Collected data entries
★ ★ ★ ★
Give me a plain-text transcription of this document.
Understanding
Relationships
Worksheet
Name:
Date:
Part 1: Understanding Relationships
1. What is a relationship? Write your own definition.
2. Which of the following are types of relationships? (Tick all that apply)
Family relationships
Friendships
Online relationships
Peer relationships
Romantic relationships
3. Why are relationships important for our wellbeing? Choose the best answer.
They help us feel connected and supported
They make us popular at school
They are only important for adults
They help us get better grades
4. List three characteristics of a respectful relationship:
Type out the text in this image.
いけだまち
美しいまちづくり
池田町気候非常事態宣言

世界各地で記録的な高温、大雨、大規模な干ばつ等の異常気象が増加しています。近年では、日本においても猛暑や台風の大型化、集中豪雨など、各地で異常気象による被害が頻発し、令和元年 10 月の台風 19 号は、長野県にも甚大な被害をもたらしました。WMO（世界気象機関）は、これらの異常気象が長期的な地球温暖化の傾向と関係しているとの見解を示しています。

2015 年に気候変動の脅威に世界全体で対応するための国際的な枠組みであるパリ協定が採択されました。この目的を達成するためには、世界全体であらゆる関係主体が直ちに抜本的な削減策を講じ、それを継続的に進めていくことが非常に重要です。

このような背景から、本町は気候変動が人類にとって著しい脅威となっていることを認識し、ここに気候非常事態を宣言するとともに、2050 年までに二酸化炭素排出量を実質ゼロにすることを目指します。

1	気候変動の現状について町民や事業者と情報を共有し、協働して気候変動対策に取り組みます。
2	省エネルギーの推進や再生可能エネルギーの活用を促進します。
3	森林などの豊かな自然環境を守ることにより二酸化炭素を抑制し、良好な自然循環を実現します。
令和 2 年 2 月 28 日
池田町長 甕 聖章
★ ★ ★ ★
● **Written request**: Copy out all lines above that include the string "They".

● **Solution to this task**:
They help us feel connected and supported
They make us popular at school
They are only important for adults
They help us get better grades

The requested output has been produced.